[WHAT YOU HAVE TO DO] Could you rewrite the records from the very start through the line containing "quick-tax-calendar[interactable]: 办税日历: [789, 472, 841, 484]", switching "clock-icon" to "timer-icon" and leaving everything else unchanged?

::::::::::

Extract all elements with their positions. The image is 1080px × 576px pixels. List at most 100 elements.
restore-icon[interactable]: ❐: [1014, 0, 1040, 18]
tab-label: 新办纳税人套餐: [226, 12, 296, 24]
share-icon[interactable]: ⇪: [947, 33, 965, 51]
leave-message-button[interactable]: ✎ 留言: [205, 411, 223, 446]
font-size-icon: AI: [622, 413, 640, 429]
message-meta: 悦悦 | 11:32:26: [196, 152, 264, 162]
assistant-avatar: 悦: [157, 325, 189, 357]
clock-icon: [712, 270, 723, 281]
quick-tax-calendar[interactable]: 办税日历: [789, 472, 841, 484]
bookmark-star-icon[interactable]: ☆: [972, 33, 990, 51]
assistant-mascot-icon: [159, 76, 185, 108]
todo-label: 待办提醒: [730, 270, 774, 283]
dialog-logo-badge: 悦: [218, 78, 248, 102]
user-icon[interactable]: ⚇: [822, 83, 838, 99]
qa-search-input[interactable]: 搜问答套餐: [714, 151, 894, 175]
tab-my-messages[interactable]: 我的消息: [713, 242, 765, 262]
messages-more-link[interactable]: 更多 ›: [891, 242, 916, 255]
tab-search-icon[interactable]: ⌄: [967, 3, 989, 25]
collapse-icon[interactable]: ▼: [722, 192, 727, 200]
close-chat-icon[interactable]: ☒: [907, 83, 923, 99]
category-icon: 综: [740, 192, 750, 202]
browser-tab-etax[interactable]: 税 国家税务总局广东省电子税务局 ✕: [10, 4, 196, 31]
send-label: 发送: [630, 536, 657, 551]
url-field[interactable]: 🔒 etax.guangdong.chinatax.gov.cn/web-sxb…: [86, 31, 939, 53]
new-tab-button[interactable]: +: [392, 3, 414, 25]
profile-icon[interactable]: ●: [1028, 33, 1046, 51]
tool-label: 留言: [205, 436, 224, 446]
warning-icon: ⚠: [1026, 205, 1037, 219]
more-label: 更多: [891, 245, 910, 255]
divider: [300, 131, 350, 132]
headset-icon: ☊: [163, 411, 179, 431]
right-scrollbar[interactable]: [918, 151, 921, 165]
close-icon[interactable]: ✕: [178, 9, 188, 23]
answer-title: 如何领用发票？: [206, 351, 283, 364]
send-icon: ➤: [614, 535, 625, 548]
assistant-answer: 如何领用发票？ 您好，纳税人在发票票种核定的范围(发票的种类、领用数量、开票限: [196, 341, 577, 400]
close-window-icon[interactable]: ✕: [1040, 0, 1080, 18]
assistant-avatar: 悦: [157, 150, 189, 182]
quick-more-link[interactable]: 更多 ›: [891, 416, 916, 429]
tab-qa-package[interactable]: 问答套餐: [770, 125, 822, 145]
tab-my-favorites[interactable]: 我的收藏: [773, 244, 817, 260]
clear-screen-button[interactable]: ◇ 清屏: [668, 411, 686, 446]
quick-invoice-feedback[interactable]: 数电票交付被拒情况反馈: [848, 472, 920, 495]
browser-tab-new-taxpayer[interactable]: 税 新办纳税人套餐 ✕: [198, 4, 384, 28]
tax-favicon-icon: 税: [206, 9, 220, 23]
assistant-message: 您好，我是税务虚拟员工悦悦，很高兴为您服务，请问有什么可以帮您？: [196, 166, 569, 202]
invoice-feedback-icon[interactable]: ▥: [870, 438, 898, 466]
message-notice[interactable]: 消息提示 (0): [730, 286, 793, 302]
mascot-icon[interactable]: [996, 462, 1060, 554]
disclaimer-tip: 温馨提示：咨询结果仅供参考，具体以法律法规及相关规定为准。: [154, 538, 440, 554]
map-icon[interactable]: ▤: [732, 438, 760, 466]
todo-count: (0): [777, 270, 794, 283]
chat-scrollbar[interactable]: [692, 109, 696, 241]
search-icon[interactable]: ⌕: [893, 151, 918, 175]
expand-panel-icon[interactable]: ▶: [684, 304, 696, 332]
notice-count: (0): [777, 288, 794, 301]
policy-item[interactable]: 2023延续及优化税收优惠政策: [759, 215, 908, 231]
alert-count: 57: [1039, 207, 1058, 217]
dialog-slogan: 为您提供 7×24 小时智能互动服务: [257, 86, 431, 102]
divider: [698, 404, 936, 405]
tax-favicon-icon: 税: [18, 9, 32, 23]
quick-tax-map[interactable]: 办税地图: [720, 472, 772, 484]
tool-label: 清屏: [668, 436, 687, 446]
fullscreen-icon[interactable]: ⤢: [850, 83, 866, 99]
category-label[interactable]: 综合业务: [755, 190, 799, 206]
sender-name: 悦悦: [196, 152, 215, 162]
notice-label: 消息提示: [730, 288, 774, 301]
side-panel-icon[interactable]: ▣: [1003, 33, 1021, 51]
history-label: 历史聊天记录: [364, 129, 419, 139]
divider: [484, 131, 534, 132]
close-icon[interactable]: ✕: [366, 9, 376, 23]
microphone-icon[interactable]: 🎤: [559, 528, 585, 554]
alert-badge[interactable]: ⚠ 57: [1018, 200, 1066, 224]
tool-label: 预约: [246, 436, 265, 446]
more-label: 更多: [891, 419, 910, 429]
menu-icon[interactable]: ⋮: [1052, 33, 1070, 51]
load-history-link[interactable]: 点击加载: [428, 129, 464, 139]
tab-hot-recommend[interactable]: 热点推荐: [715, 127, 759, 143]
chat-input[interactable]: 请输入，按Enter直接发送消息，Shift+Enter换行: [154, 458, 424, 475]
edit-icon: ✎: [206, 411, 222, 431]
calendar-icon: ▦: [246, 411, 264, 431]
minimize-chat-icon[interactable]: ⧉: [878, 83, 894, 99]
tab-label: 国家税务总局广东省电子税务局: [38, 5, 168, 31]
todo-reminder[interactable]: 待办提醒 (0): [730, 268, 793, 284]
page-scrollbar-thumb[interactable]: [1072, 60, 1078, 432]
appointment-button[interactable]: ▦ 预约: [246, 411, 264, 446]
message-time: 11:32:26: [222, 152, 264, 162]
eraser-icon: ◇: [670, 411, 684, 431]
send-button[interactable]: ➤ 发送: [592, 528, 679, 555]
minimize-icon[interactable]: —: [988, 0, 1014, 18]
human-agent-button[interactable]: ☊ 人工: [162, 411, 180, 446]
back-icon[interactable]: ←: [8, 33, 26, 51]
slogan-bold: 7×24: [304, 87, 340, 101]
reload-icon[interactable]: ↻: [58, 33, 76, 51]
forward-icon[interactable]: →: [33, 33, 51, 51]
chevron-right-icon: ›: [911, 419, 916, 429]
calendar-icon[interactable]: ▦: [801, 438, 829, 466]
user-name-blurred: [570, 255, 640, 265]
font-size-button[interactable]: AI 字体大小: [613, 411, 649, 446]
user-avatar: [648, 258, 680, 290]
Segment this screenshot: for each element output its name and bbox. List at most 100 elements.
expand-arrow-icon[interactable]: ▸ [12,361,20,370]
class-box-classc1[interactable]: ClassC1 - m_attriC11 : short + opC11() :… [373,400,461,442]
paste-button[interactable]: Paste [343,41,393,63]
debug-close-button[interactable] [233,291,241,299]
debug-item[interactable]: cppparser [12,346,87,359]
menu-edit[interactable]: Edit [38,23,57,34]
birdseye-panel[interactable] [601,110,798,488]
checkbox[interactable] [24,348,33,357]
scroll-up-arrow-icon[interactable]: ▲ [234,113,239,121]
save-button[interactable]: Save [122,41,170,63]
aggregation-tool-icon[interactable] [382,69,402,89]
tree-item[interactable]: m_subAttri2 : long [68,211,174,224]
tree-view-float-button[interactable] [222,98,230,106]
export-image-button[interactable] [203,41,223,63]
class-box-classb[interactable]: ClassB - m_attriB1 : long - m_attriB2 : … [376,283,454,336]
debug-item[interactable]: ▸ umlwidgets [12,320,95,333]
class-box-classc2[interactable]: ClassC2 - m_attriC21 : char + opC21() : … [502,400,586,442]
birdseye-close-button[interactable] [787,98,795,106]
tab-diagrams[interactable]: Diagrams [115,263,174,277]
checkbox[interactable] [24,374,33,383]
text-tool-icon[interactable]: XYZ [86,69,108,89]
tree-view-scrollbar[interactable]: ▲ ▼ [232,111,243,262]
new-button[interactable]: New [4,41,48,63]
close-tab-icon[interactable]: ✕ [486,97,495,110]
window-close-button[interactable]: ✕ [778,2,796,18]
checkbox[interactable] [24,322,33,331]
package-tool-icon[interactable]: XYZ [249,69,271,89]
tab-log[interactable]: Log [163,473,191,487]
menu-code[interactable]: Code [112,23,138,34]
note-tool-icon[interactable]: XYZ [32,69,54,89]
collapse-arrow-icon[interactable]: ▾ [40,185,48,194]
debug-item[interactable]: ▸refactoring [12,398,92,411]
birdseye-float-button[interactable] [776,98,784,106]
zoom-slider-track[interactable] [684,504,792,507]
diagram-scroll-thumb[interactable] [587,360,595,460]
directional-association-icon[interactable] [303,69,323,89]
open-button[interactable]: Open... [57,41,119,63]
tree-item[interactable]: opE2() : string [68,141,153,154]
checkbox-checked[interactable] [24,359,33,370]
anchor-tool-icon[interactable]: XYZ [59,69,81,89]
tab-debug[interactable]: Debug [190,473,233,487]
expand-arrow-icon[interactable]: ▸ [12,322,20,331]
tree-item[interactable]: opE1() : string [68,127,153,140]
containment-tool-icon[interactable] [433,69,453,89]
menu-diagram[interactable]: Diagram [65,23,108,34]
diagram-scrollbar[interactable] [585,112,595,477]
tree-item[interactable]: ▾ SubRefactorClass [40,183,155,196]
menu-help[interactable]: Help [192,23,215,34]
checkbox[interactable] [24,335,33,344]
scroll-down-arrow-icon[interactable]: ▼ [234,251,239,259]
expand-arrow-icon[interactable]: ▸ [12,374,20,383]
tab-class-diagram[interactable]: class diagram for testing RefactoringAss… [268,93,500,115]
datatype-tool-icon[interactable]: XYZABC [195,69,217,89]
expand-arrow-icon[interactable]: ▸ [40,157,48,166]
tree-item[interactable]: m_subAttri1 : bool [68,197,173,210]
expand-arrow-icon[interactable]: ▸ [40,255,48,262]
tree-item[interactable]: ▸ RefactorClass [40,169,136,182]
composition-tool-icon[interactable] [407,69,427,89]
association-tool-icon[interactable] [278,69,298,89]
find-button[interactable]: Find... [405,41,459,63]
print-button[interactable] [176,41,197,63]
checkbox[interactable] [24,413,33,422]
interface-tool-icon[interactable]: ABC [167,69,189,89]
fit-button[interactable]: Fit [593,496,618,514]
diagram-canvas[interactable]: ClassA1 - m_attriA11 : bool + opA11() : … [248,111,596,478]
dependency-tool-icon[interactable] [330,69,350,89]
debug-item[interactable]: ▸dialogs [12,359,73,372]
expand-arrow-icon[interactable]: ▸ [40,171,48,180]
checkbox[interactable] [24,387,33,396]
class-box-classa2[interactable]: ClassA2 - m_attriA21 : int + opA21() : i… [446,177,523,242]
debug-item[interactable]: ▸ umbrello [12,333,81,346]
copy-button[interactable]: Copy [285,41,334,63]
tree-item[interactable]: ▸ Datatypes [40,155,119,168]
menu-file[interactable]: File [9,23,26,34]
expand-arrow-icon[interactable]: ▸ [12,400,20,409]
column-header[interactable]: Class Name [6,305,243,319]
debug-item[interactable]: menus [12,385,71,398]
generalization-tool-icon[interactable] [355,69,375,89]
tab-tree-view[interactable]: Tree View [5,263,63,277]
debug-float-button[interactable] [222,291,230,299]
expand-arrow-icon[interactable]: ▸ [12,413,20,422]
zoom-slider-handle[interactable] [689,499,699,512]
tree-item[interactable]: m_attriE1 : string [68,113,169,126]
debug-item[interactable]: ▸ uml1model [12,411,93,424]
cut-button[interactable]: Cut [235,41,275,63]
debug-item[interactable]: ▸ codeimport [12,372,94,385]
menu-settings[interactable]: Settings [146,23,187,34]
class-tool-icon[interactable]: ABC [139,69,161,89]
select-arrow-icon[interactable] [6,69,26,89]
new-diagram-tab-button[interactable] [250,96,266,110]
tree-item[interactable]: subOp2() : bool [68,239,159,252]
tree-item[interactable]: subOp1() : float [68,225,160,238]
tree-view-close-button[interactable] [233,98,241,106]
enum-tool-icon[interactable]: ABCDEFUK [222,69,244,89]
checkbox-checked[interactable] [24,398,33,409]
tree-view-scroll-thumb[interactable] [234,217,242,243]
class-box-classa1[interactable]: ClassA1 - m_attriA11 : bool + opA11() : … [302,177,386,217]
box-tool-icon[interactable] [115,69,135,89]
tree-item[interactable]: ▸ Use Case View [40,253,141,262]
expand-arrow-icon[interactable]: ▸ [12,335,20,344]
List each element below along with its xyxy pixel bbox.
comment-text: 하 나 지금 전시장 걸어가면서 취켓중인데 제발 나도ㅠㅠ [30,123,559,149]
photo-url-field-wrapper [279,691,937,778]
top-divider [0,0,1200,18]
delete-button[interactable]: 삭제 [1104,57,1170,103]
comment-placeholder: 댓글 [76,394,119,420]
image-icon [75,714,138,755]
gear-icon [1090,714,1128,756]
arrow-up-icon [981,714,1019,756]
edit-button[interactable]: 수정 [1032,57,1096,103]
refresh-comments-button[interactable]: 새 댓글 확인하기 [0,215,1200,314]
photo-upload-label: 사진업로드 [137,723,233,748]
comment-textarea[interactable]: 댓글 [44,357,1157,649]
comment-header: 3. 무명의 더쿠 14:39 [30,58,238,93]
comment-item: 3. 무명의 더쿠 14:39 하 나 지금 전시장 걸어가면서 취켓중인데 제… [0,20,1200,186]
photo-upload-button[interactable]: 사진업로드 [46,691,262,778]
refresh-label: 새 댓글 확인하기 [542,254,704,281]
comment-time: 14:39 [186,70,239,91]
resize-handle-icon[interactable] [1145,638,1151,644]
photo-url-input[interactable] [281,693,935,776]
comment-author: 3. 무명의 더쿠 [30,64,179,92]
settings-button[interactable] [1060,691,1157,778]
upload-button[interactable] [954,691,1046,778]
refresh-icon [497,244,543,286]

::::::::::

[RESPONSE TO THIS TASK]
Extract all elements with their positions. The image is 1080px × 576px pixels. List at most 100 elements.
restore-icon[interactable]: ❐: [1014, 0, 1040, 18]
tab-label: 新办纳税人套餐: [226, 12, 296, 24]
share-icon[interactable]: ⇪: [947, 33, 965, 51]
leave-message-button[interactable]: ✎ 留言: [205, 411, 223, 446]
font-size-icon: AI: [622, 413, 640, 429]
message-meta: 悦悦 | 11:32:26: [196, 152, 264, 162]
assistant-avatar: 悦: [157, 325, 189, 357]
timer-icon: [712, 270, 723, 281]
quick-tax-calendar[interactable]: 办税日历: [789, 472, 841, 484]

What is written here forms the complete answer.